_AIM_.
For the material that follows, list every line containing the word "zzjc".

_DATA FOR PROCESSING_.
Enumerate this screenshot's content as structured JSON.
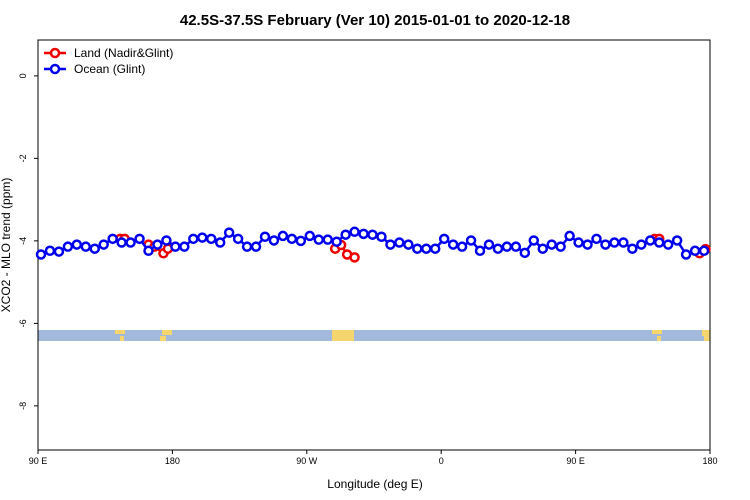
{
  "chart_data": {
    "type": "line",
    "title": "42.5S-37.5S February (Ver 10)   2015-01-01 to 2020-12-18",
    "x_label": "Longitude (deg E)",
    "y_label": "XCO2 - MLO trend (ppm)",
    "xlim": [
      90,
      540
    ],
    "ylim": [
      -9.07,
      0.87
    ],
    "xticks": [
      {
        "value": 90,
        "label": "90 E"
      },
      180,
      {
        "value": 270,
        "label": "90 W"
      },
      {
        "value": 360,
        "label": "0"
      },
      {
        "value": 450,
        "label": "90 E"
      },
      {
        "value": 540,
        "label": "180"
      }
    ],
    "yticks": [
      0,
      -2,
      -4,
      -6,
      -8
    ],
    "legend": "top-left",
    "series": [
      {
        "name": "Land (Nadir&Glint)",
        "color": "#ee0000",
        "x": [
          145,
          148,
          null,
          164,
          168,
          174,
          177,
          null,
          289,
          293,
          297,
          302,
          null,
          503,
          506,
          null,
          533,
          537
        ],
        "values": [
          -3.95,
          -3.95,
          null,
          -4.09,
          -4.14,
          -4.3,
          -4.19,
          null,
          -4.19,
          -4.1,
          -4.33,
          -4.4,
          null,
          -3.95,
          -3.95,
          null,
          -4.3,
          -4.2
        ]
      },
      {
        "name": "Ocean (Glint)",
        "color": "#0000ee",
        "x": [
          92,
          98,
          104,
          110,
          116,
          122,
          128,
          134,
          140,
          146,
          152,
          158,
          164,
          170,
          176,
          182,
          188,
          194,
          200,
          206,
          212,
          218,
          224,
          230,
          236,
          242,
          248,
          254,
          260,
          266,
          272,
          278,
          284,
          290,
          296,
          302,
          308,
          314,
          320,
          326,
          332,
          338,
          344,
          350,
          356,
          362,
          368,
          374,
          380,
          386,
          392,
          398,
          404,
          410,
          416,
          422,
          428,
          434,
          440,
          446,
          452,
          458,
          464,
          470,
          476,
          482,
          488,
          494,
          500,
          506,
          512,
          518,
          524,
          530,
          536
        ],
        "values": [
          -4.33,
          -4.24,
          -4.26,
          -4.14,
          -4.09,
          -4.14,
          -4.19,
          -4.09,
          -3.95,
          -4.04,
          -4.04,
          -3.95,
          -4.24,
          -4.09,
          -3.99,
          -4.14,
          -4.14,
          -3.95,
          -3.92,
          -3.95,
          -4.04,
          -3.8,
          -3.95,
          -4.14,
          -4.14,
          -3.9,
          -3.99,
          -3.88,
          -3.95,
          -4.0,
          -3.88,
          -3.97,
          -3.97,
          -4.02,
          -3.85,
          -3.78,
          -3.83,
          -3.85,
          -3.9,
          -4.09,
          -4.04,
          -4.09,
          -4.19,
          -4.19,
          -4.19,
          -3.95,
          -4.09,
          -4.14,
          -3.99,
          -4.24,
          -4.09,
          -4.19,
          -4.14,
          -4.14,
          -4.29,
          -3.99,
          -4.19,
          -4.09,
          -4.14,
          -3.88,
          -4.04,
          -4.09,
          -3.95,
          -4.09,
          -4.04,
          -4.04,
          -4.19,
          -4.09,
          -3.99,
          -4.04,
          -4.09,
          -3.99,
          -4.33,
          -4.24,
          -4.24
        ]
      }
    ]
  }
}
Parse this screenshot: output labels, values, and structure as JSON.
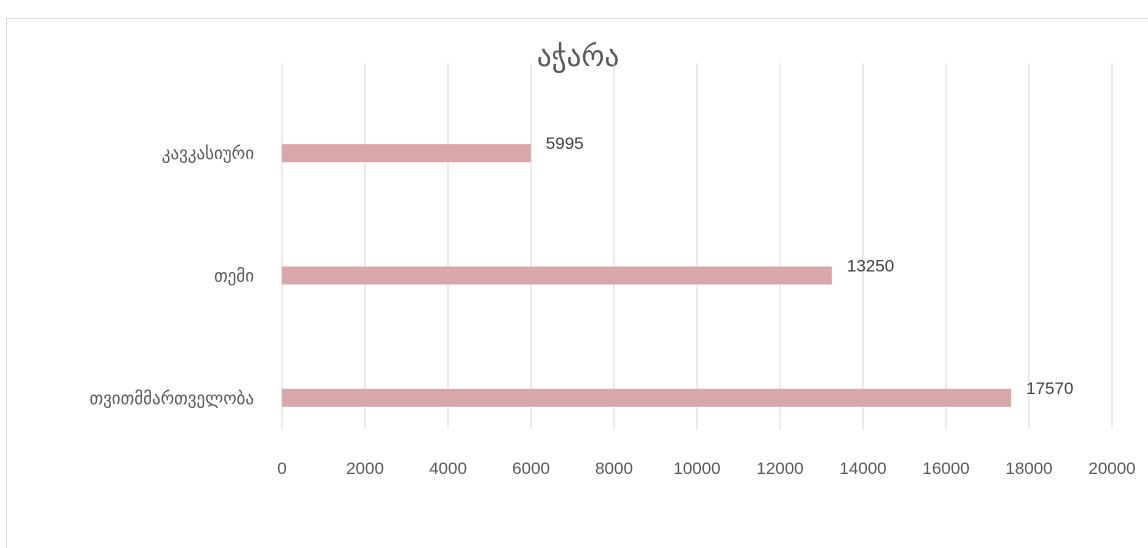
{
  "chart_data": {
    "type": "bar",
    "orientation": "horizontal",
    "title": "აჭარა",
    "categories": [
      "კავკასიური",
      "თემი",
      "თვითმმართველობა"
    ],
    "values": [
      5995,
      13250,
      17570
    ],
    "data_labels": [
      "5995",
      "13250",
      "17570"
    ],
    "xlim": [
      0,
      20000
    ],
    "x_ticks": [
      "0",
      "2000",
      "4000",
      "6000",
      "8000",
      "10000",
      "12000",
      "14000",
      "16000",
      "18000",
      "20000"
    ],
    "grid": true,
    "legend": "none",
    "bar_color": "#d9a7a7"
  }
}
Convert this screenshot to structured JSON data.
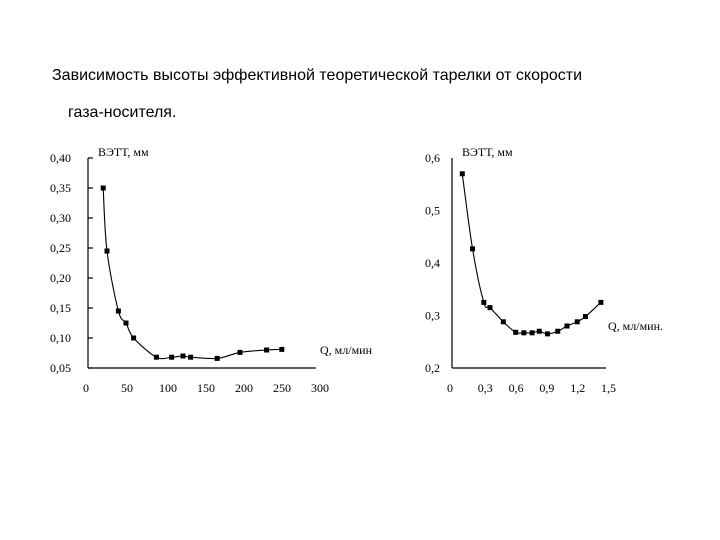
{
  "title": {
    "line1": "Зависимость высоты эффективной теоретической тарелки от скорости",
    "line2": "газа-носителя."
  },
  "chart_data": [
    {
      "type": "line",
      "ylabel": "ВЭТТ, мм",
      "xlabel": "Q, мл/мин",
      "x_ticks": [
        "0",
        "50",
        "100",
        "150",
        "200",
        "250",
        "300"
      ],
      "y_ticks": [
        "0,05",
        "0,10",
        "0,15",
        "0,20",
        "0,25",
        "0,30",
        "0,35",
        "0,40"
      ],
      "xlim": [
        0,
        300
      ],
      "ylim": [
        0.05,
        0.4
      ],
      "series": [
        {
          "x": [
            20,
            25,
            40,
            50,
            60,
            90,
            110,
            125,
            135,
            170,
            200,
            235,
            255
          ],
          "y": [
            0.35,
            0.245,
            0.145,
            0.125,
            0.1,
            0.068,
            0.068,
            0.07,
            0.068,
            0.066,
            0.076,
            0.08,
            0.081
          ]
        }
      ]
    },
    {
      "type": "line",
      "ylabel": "ВЭТТ, мм",
      "xlabel": "Q, мл/мин.",
      "x_ticks": [
        "0",
        "0,3",
        "0,6",
        "0,9",
        "1,2",
        "1,5"
      ],
      "y_ticks": [
        "0,2",
        "0,3",
        "0,4",
        "0,5",
        "0,6"
      ],
      "xlim": [
        0,
        1.5
      ],
      "ylim": [
        0.2,
        0.6
      ],
      "series": [
        {
          "x": [
            0.1,
            0.2,
            0.31,
            0.37,
            0.5,
            0.62,
            0.7,
            0.78,
            0.85,
            0.93,
            1.03,
            1.12,
            1.22,
            1.3,
            1.45
          ],
          "y": [
            0.57,
            0.427,
            0.325,
            0.315,
            0.288,
            0.268,
            0.267,
            0.267,
            0.27,
            0.265,
            0.27,
            0.28,
            0.288,
            0.298,
            0.325
          ]
        }
      ]
    }
  ]
}
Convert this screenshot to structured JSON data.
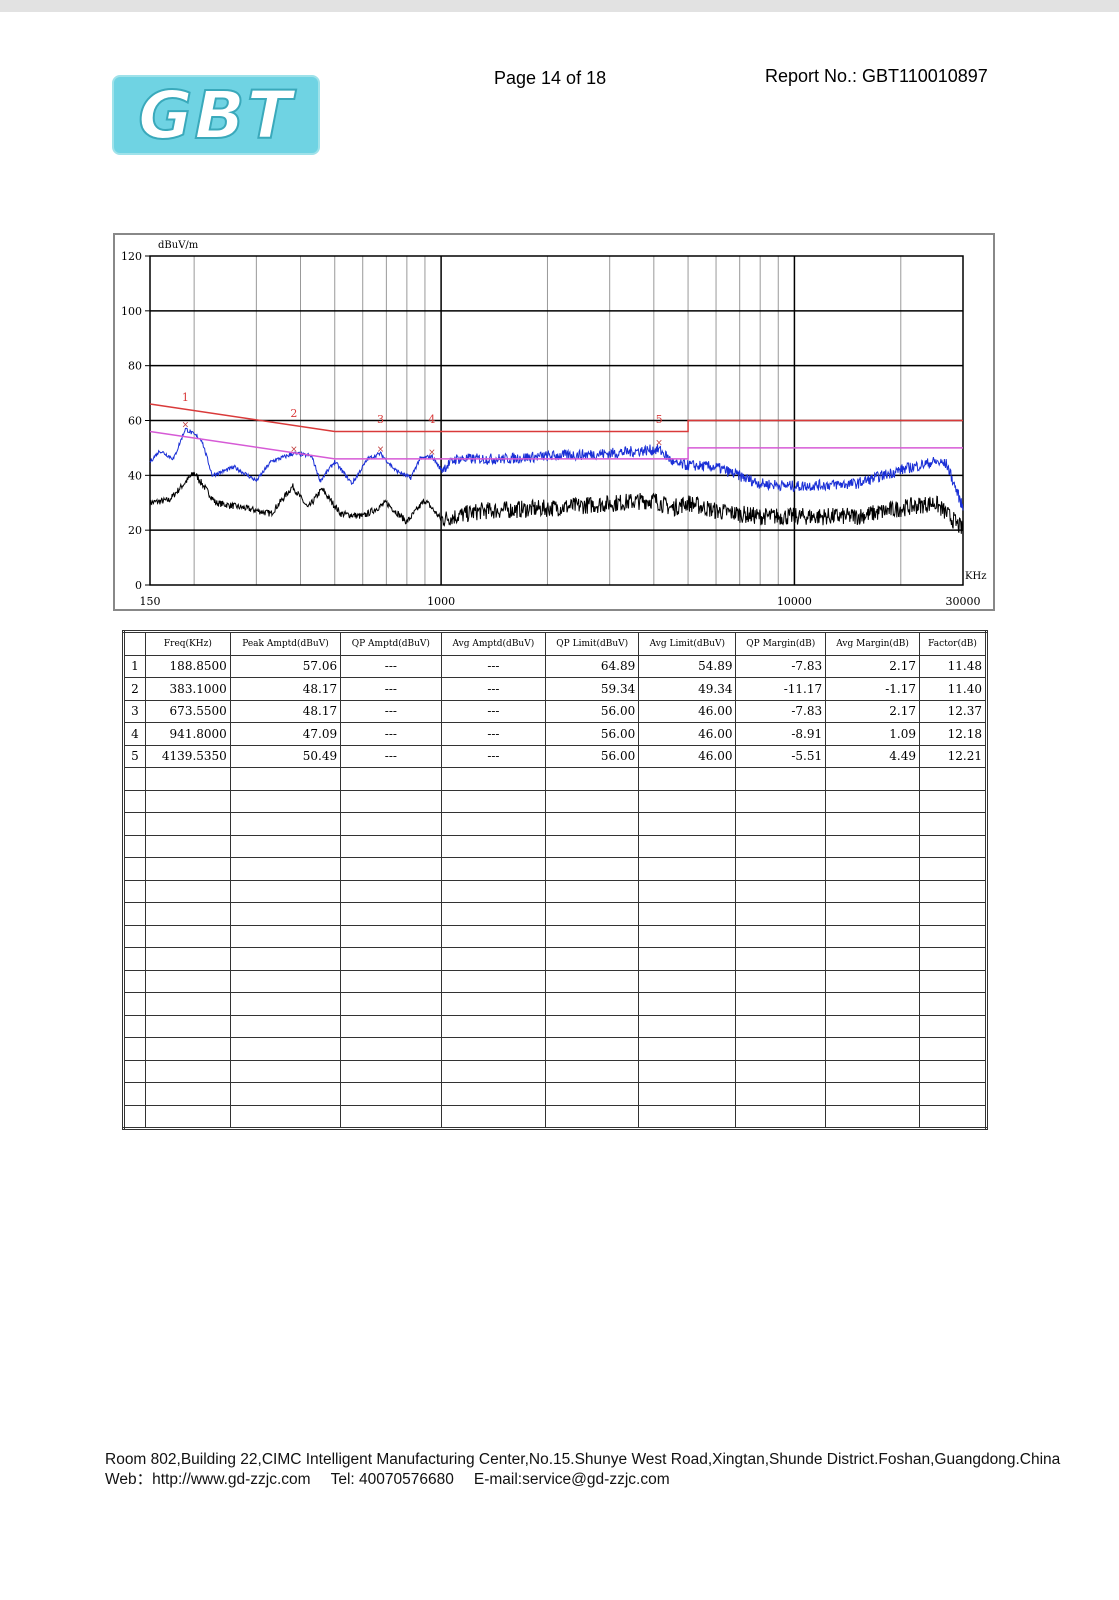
{
  "header": {
    "logo_text": "GBT",
    "page_label": "Page  14 of  18",
    "report_no": "Report No.: GBT110010897"
  },
  "chart_data": {
    "type": "line",
    "ylabel": "dBuV/m",
    "xlabel": "KHz",
    "x_scale": "log",
    "xlim": [
      150,
      30000
    ],
    "ylim": [
      0,
      120
    ],
    "y_ticks": [
      0,
      20,
      40,
      60,
      80,
      100,
      120
    ],
    "x_tick_labels": [
      "150",
      "1000",
      "10000",
      "30000"
    ],
    "grid": true,
    "colors": {
      "qp_limit": "#d93a3a",
      "avg_limit": "#d65ad6",
      "peak": "#1a2fd6",
      "average": "#000000"
    },
    "qp_limit": [
      [
        150,
        66
      ],
      [
        500,
        56
      ],
      [
        5000,
        56
      ],
      [
        5000,
        60
      ],
      [
        30000,
        60
      ]
    ],
    "avg_limit": [
      [
        150,
        56
      ],
      [
        500,
        46
      ],
      [
        5000,
        46
      ],
      [
        5000,
        50
      ],
      [
        30000,
        50
      ]
    ],
    "peak_trace": [
      [
        150,
        45
      ],
      [
        160,
        49
      ],
      [
        175,
        46
      ],
      [
        188.85,
        57
      ],
      [
        210,
        53
      ],
      [
        225,
        40
      ],
      [
        260,
        43
      ],
      [
        300,
        38
      ],
      [
        330,
        45
      ],
      [
        383.1,
        48
      ],
      [
        430,
        47
      ],
      [
        455,
        38
      ],
      [
        500,
        45
      ],
      [
        560,
        37
      ],
      [
        620,
        46
      ],
      [
        673.55,
        48
      ],
      [
        740,
        42
      ],
      [
        820,
        39
      ],
      [
        870,
        46
      ],
      [
        941.8,
        47
      ],
      [
        1000,
        42
      ],
      [
        1100,
        46
      ],
      [
        1500,
        46
      ],
      [
        2000,
        47
      ],
      [
        3000,
        48
      ],
      [
        4139.535,
        49.5
      ],
      [
        4600,
        44
      ],
      [
        6000,
        43
      ],
      [
        8000,
        37
      ],
      [
        10000,
        36
      ],
      [
        15000,
        37
      ],
      [
        20000,
        42
      ],
      [
        25000,
        45
      ],
      [
        27000,
        44
      ],
      [
        30000,
        28
      ]
    ],
    "average_trace": [
      [
        150,
        30
      ],
      [
        170,
        31
      ],
      [
        200,
        41
      ],
      [
        230,
        30
      ],
      [
        280,
        28
      ],
      [
        330,
        26
      ],
      [
        380,
        36
      ],
      [
        420,
        28
      ],
      [
        460,
        35
      ],
      [
        520,
        26
      ],
      [
        600,
        25
      ],
      [
        700,
        30
      ],
      [
        800,
        23
      ],
      [
        900,
        31
      ],
      [
        1000,
        24
      ],
      [
        1300,
        27
      ],
      [
        2000,
        28
      ],
      [
        4000,
        31
      ],
      [
        4500,
        28
      ],
      [
        5000,
        30
      ],
      [
        6000,
        27
      ],
      [
        8000,
        25
      ],
      [
        10000,
        25
      ],
      [
        15000,
        25
      ],
      [
        20000,
        28
      ],
      [
        25000,
        30
      ],
      [
        28000,
        24
      ],
      [
        30000,
        20
      ]
    ],
    "markers": [
      {
        "label": "1",
        "freq": 188.85,
        "level": 57.06
      },
      {
        "label": "2",
        "freq": 383.1,
        "level": 48.17
      },
      {
        "label": "3",
        "freq": 673.55,
        "level": 48.17
      },
      {
        "label": "4",
        "freq": 941.8,
        "level": 47.09
      },
      {
        "label": "5",
        "freq": 4139.535,
        "level": 50.49
      }
    ]
  },
  "table": {
    "headers": [
      "Freq(KHz)",
      "Peak Amptd(dBuV)",
      "QP Amptd(dBuV)",
      "Avg Amptd(dBuV)",
      "QP Limit(dBuV)",
      "Avg Limit(dBuV)",
      "QP Margin(dB)",
      "Avg Margin(dB)",
      "Factor(dB)"
    ],
    "rows": [
      [
        "1",
        "188.8500",
        "57.06",
        "---",
        "---",
        "64.89",
        "54.89",
        "-7.83",
        "2.17",
        "11.48"
      ],
      [
        "2",
        "383.1000",
        "48.17",
        "---",
        "---",
        "59.34",
        "49.34",
        "-11.17",
        "-1.17",
        "11.40"
      ],
      [
        "3",
        "673.5500",
        "48.17",
        "---",
        "---",
        "56.00",
        "46.00",
        "-7.83",
        "2.17",
        "12.37"
      ],
      [
        "4",
        "941.8000",
        "47.09",
        "---",
        "---",
        "56.00",
        "46.00",
        "-8.91",
        "1.09",
        "12.18"
      ],
      [
        "5",
        "4139.5350",
        "50.49",
        "---",
        "---",
        "56.00",
        "46.00",
        "-5.51",
        "4.49",
        "12.21"
      ]
    ]
  },
  "footer": {
    "address": "Room 802,Building 22,CIMC Intelligent Manufacturing Center,No.15.Shunye West Road,Xingtan,Shunde District.Foshan,Guangdong.China",
    "web": "Web：http://www.gd-zzjc.com",
    "tel": "Tel: 40070576680",
    "email": "E-mail:service@gd-zzjc.com"
  }
}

_FULL ANSWER_.
    "web": "Web：http://www.gd-zzjc.com",
    "email": "E-mail:service@gd-zzjc.com"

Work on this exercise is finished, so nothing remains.